Goal – All entries must be repeated exactly; do not include the pictures.

(Data excerpts)
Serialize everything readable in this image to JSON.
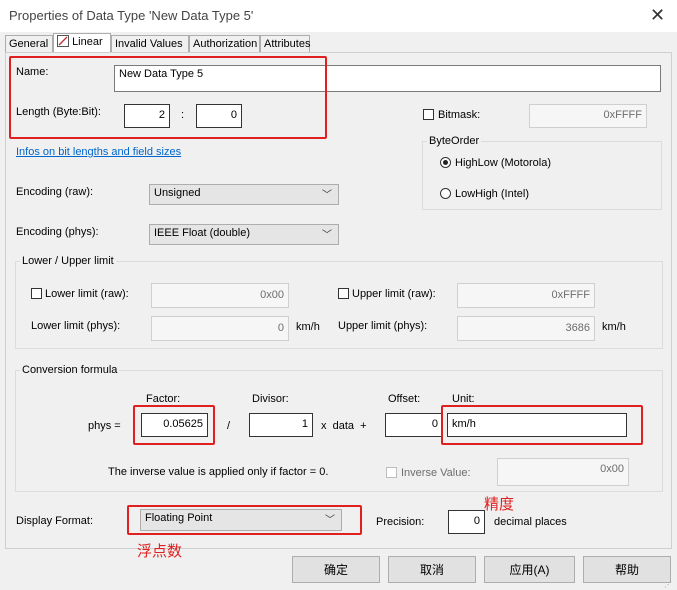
{
  "window": {
    "title": "Properties of Data Type 'New Data Type 5'",
    "close": "✕"
  },
  "tabs": [
    "General",
    "Linear",
    "Invalid Values",
    "Authorization",
    "Attributes"
  ],
  "name": {
    "label": "Name:",
    "value": "New Data Type 5"
  },
  "length": {
    "label": "Length (Byte:Bit):",
    "byte": "2",
    "sep": ":",
    "bit": "0"
  },
  "bitmask": {
    "label": "Bitmask:",
    "value": "0xFFFF"
  },
  "info_link": "Infos on bit lengths and field sizes",
  "byteorder": {
    "title": "ByteOrder",
    "opt1": "HighLow (Motorola)",
    "opt2": "LowHigh (Intel)"
  },
  "encoding_raw": {
    "label": "Encoding (raw):",
    "value": "Unsigned"
  },
  "encoding_phys": {
    "label": "Encoding (phys):",
    "value": "IEEE Float (double)"
  },
  "limits": {
    "title": "Lower / Upper limit",
    "lower_raw_label": "Lower limit (raw):",
    "lower_raw": "0x00",
    "upper_raw_label": "Upper limit (raw):",
    "upper_raw": "0xFFFF",
    "lower_phys_label": "Lower limit (phys):",
    "lower_phys": "0",
    "upper_phys_label": "Upper limit (phys):",
    "upper_phys": "3686",
    "unit": "km/h"
  },
  "conversion": {
    "title": "Conversion formula",
    "phys": "phys =",
    "factor_label": "Factor:",
    "factor": "0.05625",
    "slash": "/",
    "divisor_label": "Divisor:",
    "divisor": "1",
    "xdata": "x  data  +",
    "offset_label": "Offset:",
    "offset": "0",
    "unit_label": "Unit:",
    "unit": "km/h",
    "note": "The inverse value is applied only if factor = 0.",
    "inverse_label": "Inverse Value:",
    "inverse": "0x00"
  },
  "display": {
    "label": "Display Format:",
    "value": "Floating Point",
    "precision_label": "Precision:",
    "precision": "0",
    "suffix": "decimal places"
  },
  "annotations": {
    "precision": "精度",
    "float": "浮点数"
  },
  "buttons": {
    "ok": "确定",
    "cancel": "取消",
    "apply": "应用(A)",
    "help": "帮助"
  },
  "colors": {
    "annotation": "#e02020",
    "link": "#0066cc"
  }
}
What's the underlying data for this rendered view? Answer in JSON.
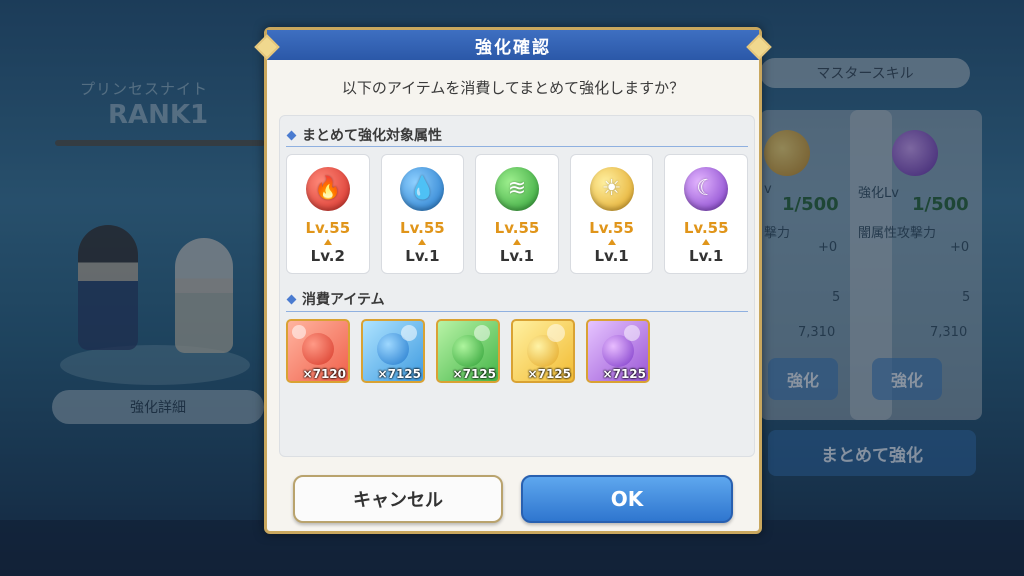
{
  "background": {
    "left_title": "プリンセスナイト",
    "rank": "RANK1",
    "detail_button": "強化詳細",
    "master_skill_tab": "マスタースキル",
    "panels": [
      {
        "lv_label": "v",
        "progress": "1/500",
        "stat": "撃力",
        "plus": "+0",
        "val1": "5",
        "val2": "7,310",
        "button": "強化"
      },
      {
        "lv_label": "強化Lv",
        "progress": "1/500",
        "stat": "闇属性攻撃力",
        "plus": "+0",
        "val1": "5",
        "val2": "7,310",
        "button": "強化"
      }
    ],
    "batch_button": "まとめて強化"
  },
  "dialog": {
    "title": "強化確認",
    "message": "以下のアイテムを消費してまとめて強化しますか？",
    "attributes_label": "まとめて強化対象属性",
    "attributes": [
      {
        "element": "fire",
        "icon": "fire-icon",
        "glyph": "🔥",
        "max": "Lv.55",
        "current": "Lv.2"
      },
      {
        "element": "water",
        "icon": "water-drop-icon",
        "glyph": "💧",
        "max": "Lv.55",
        "current": "Lv.1"
      },
      {
        "element": "wind",
        "icon": "wind-icon",
        "glyph": "≋",
        "max": "Lv.55",
        "current": "Lv.1"
      },
      {
        "element": "light",
        "icon": "sun-icon",
        "glyph": "☀",
        "max": "Lv.55",
        "current": "Lv.1"
      },
      {
        "element": "dark",
        "icon": "moon-icon",
        "glyph": "☾",
        "max": "Lv.55",
        "current": "Lv.1"
      }
    ],
    "items_label": "消費アイテム",
    "items": [
      {
        "element": "fire",
        "count": "×7120"
      },
      {
        "element": "water",
        "count": "×7125"
      },
      {
        "element": "wind",
        "count": "×7125"
      },
      {
        "element": "light",
        "count": "×7125"
      },
      {
        "element": "dark",
        "count": "×7125"
      }
    ],
    "cancel_button": "キャンセル",
    "ok_button": "OK"
  },
  "colors": {
    "header_blue": "#2b58a8",
    "level_orange": "#e0951a",
    "ok_blue": "#2f76cf",
    "border_gold": "#c9a75e"
  }
}
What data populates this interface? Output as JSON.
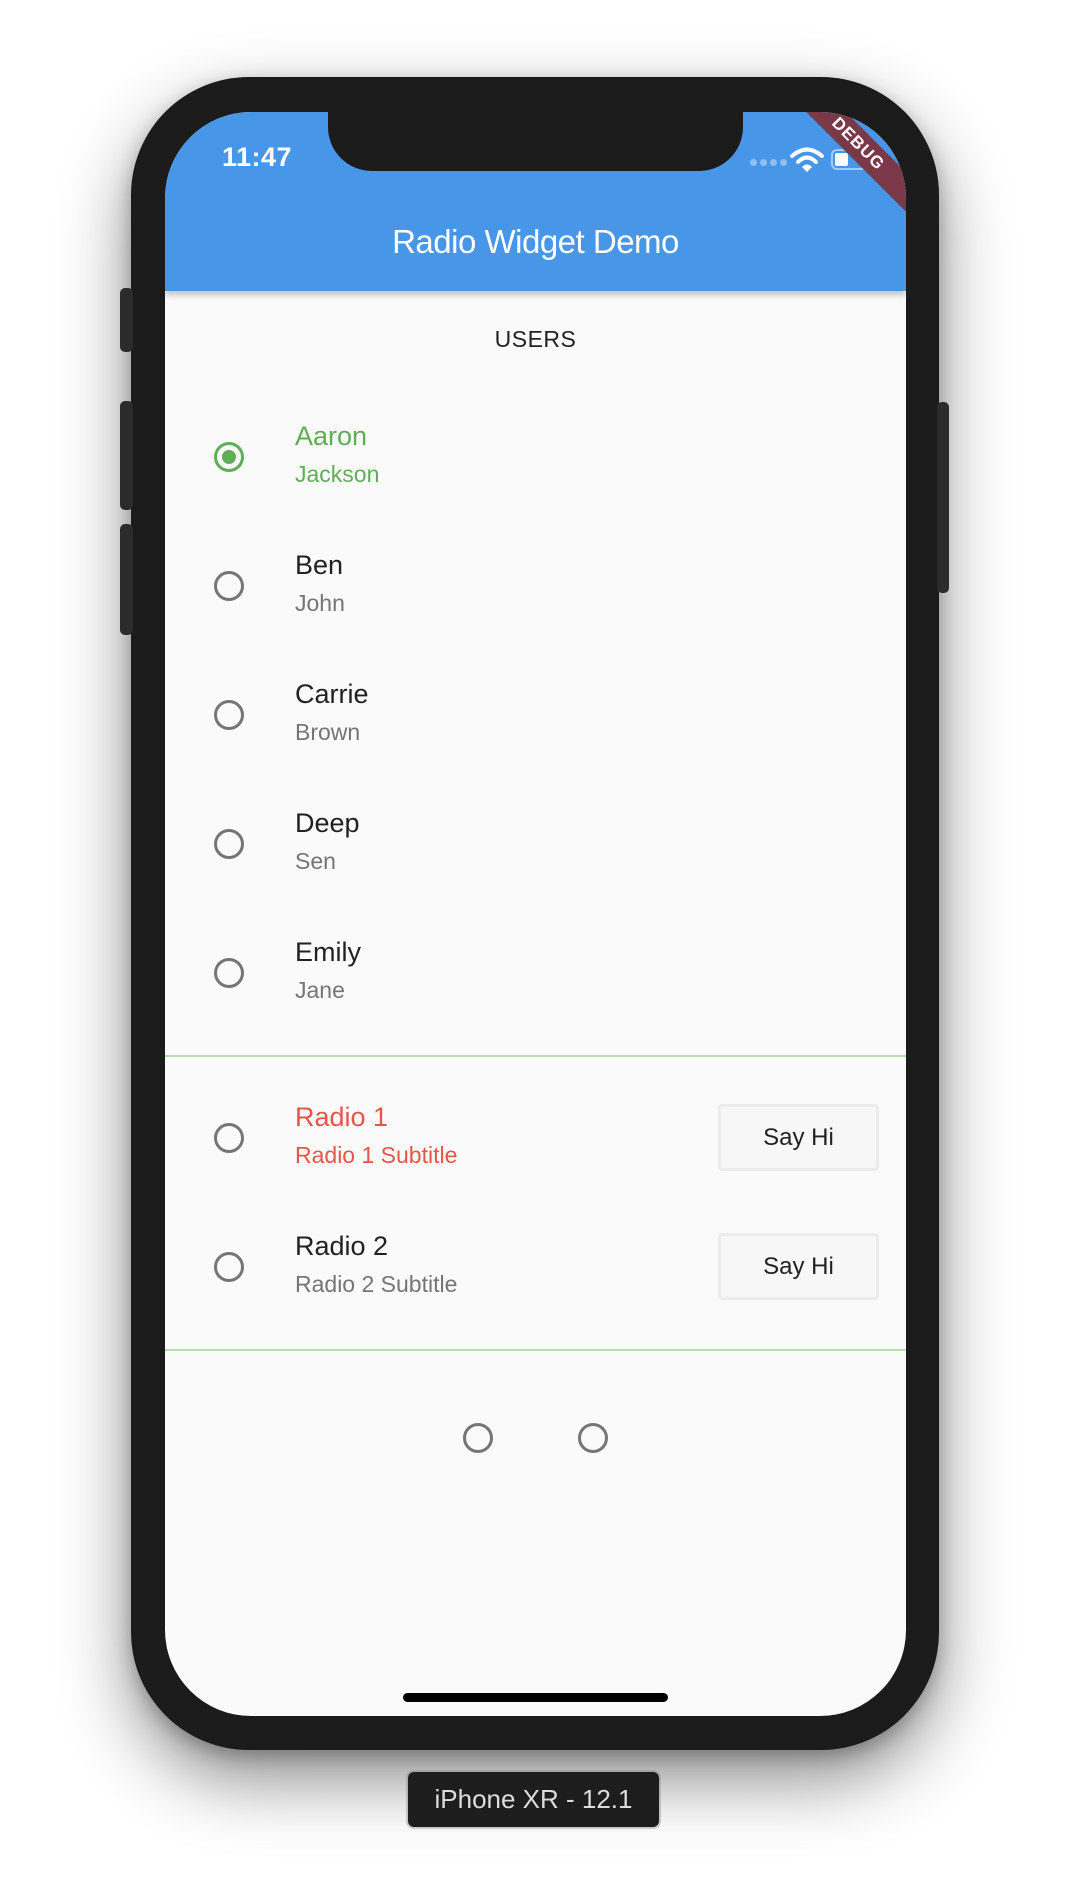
{
  "device": {
    "label": "iPhone XR - 12.1"
  },
  "status_bar": {
    "time": "11:47",
    "signal_icon": "cellular-signal-icon",
    "wifi_icon": "wifi-icon",
    "battery_icon": "battery-icon"
  },
  "debug_banner": "DEBUG",
  "app_bar": {
    "title": "Radio Widget Demo",
    "color": "#4796e8"
  },
  "users": {
    "heading": "USERS",
    "selected_index": 0,
    "items": [
      {
        "first": "Aaron",
        "last": "Jackson",
        "selected": true
      },
      {
        "first": "Ben",
        "last": "John",
        "selected": false
      },
      {
        "first": "Carrie",
        "last": "Brown",
        "selected": false
      },
      {
        "first": "Deep",
        "last": "Sen",
        "selected": false
      },
      {
        "first": "Emily",
        "last": "Jane",
        "selected": false
      }
    ]
  },
  "radio_tiles": [
    {
      "title": "Radio 1",
      "subtitle": "Radio 1 Subtitle",
      "button_label": "Say Hi",
      "highlighted": true,
      "selected": false
    },
    {
      "title": "Radio 2",
      "subtitle": "Radio 2 Subtitle",
      "button_label": "Say Hi",
      "highlighted": false,
      "selected": false
    }
  ],
  "bottom_radios": [
    {
      "selected": false
    },
    {
      "selected": false
    }
  ],
  "colors": {
    "selected_green": "#5fad56",
    "highlight_red": "#e65548",
    "divider": "#b9dcb5",
    "background": "#fafafa"
  }
}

Result –
Serialize everything readable in this image to JSON.
{
  "window": {
    "title": "Properties of Data Type 'New Data Type 5'",
    "close": "✕"
  },
  "tabs": [
    "General",
    "Linear",
    "Invalid Values",
    "Authorization",
    "Attributes"
  ],
  "name": {
    "label": "Name:",
    "value": "New Data Type 5"
  },
  "length": {
    "label": "Length (Byte:Bit):",
    "byte": "2",
    "sep": ":",
    "bit": "0"
  },
  "bitmask": {
    "label": "Bitmask:",
    "value": "0xFFFF"
  },
  "info_link": "Infos on bit lengths and field sizes",
  "byteorder": {
    "title": "ByteOrder",
    "opt1": "HighLow (Motorola)",
    "opt2": "LowHigh (Intel)"
  },
  "encoding_raw": {
    "label": "Encoding (raw):",
    "value": "Unsigned"
  },
  "encoding_phys": {
    "label": "Encoding (phys):",
    "value": "IEEE Float (double)"
  },
  "limits": {
    "title": "Lower / Upper limit",
    "lower_raw_label": "Lower limit (raw):",
    "lower_raw": "0x00",
    "upper_raw_label": "Upper limit (raw):",
    "upper_raw": "0xFFFF",
    "lower_phys_label": "Lower limit (phys):",
    "lower_phys": "0",
    "upper_phys_label": "Upper limit (phys):",
    "upper_phys": "3686",
    "unit": "km/h"
  },
  "conversion": {
    "title": "Conversion formula",
    "phys": "phys =",
    "factor_label": "Factor:",
    "factor": "0.05625",
    "slash": "/",
    "divisor_label": "Divisor:",
    "divisor": "1",
    "xdata": "x  data  +",
    "offset_label": "Offset:",
    "offset": "0",
    "unit_label": "Unit:",
    "unit": "km/h",
    "note": "The inverse value is applied only if factor = 0.",
    "inverse_label": "Inverse Value:",
    "inverse": "0x00"
  },
  "display": {
    "label": "Display Format:",
    "value": "Floating Point",
    "precision_label": "Precision:",
    "precision": "0",
    "suffix": "decimal places"
  },
  "annotations": {
    "precision": "精度",
    "float": "浮点数"
  },
  "buttons": {
    "ok": "确定",
    "cancel": "取消",
    "apply": "应用(A)",
    "help": "帮助"
  },
  "colors": {
    "annotation": "#e02020",
    "link": "#0066cc"
  }
}
What's the underlying data for this rendered view? Answer in JSON.
{
  "background": {
    "left_title": "プリンセスナイト",
    "rank": "RANK1",
    "detail_button": "強化詳細",
    "master_skill_tab": "マスタースキル",
    "panels": [
      {
        "lv_label": "v",
        "progress": "1/500",
        "stat": "撃力",
        "plus": "+0",
        "val1": "5",
        "val2": "7,310",
        "button": "強化"
      },
      {
        "lv_label": "強化Lv",
        "progress": "1/500",
        "stat": "闇属性攻撃力",
        "plus": "+0",
        "val1": "5",
        "val2": "7,310",
        "button": "強化"
      }
    ],
    "batch_button": "まとめて強化"
  },
  "dialog": {
    "title": "強化確認",
    "message": "以下のアイテムを消費してまとめて強化しますか？",
    "attributes_label": "まとめて強化対象属性",
    "attributes": [
      {
        "element": "fire",
        "icon": "fire-icon",
        "glyph": "🔥",
        "max": "Lv.55",
        "current": "Lv.2"
      },
      {
        "element": "water",
        "icon": "water-drop-icon",
        "glyph": "💧",
        "max": "Lv.55",
        "current": "Lv.1"
      },
      {
        "element": "wind",
        "icon": "wind-icon",
        "glyph": "≋",
        "max": "Lv.55",
        "current": "Lv.1"
      },
      {
        "element": "light",
        "icon": "sun-icon",
        "glyph": "☀",
        "max": "Lv.55",
        "current": "Lv.1"
      },
      {
        "element": "dark",
        "icon": "moon-icon",
        "glyph": "☾",
        "max": "Lv.55",
        "current": "Lv.1"
      }
    ],
    "items_label": "消費アイテム",
    "items": [
      {
        "element": "fire",
        "count": "×7120"
      },
      {
        "element": "water",
        "count": "×7125"
      },
      {
        "element": "wind",
        "count": "×7125"
      },
      {
        "element": "light",
        "count": "×7125"
      },
      {
        "element": "dark",
        "count": "×7125"
      }
    ],
    "cancel_button": "キャンセル",
    "ok_button": "OK"
  },
  "colors": {
    "header_blue": "#2b58a8",
    "level_orange": "#e0951a",
    "ok_blue": "#2f76cf",
    "border_gold": "#c9a75e"
  }
}
What data populates this interface? Output as JSON.
{
  "device": {
    "label": "iPhone XR - 12.1"
  },
  "status_bar": {
    "time": "11:47",
    "signal_icon": "cellular-signal-icon",
    "wifi_icon": "wifi-icon",
    "battery_icon": "battery-icon"
  },
  "debug_banner": "DEBUG",
  "app_bar": {
    "title": "Radio Widget Demo",
    "color": "#4796e8"
  },
  "users": {
    "heading": "USERS",
    "selected_index": 0,
    "items": [
      {
        "first": "Aaron",
        "last": "Jackson",
        "selected": true
      },
      {
        "first": "Ben",
        "last": "John",
        "selected": false
      },
      {
        "first": "Carrie",
        "last": "Brown",
        "selected": false
      },
      {
        "first": "Deep",
        "last": "Sen",
        "selected": false
      },
      {
        "first": "Emily",
        "last": "Jane",
        "selected": false
      }
    ]
  },
  "radio_tiles": [
    {
      "title": "Radio 1",
      "subtitle": "Radio 1 Subtitle",
      "button_label": "Say Hi",
      "highlighted": true,
      "selected": false
    },
    {
      "title": "Radio 2",
      "subtitle": "Radio 2 Subtitle",
      "button_label": "Say Hi",
      "highlighted": false,
      "selected": false
    }
  ],
  "bottom_radios": [
    {
      "selected": false
    },
    {
      "selected": false
    }
  ],
  "colors": {
    "selected_green": "#5fad56",
    "highlight_red": "#e65548",
    "divider": "#b9dcb5",
    "background": "#fafafa"
  }
}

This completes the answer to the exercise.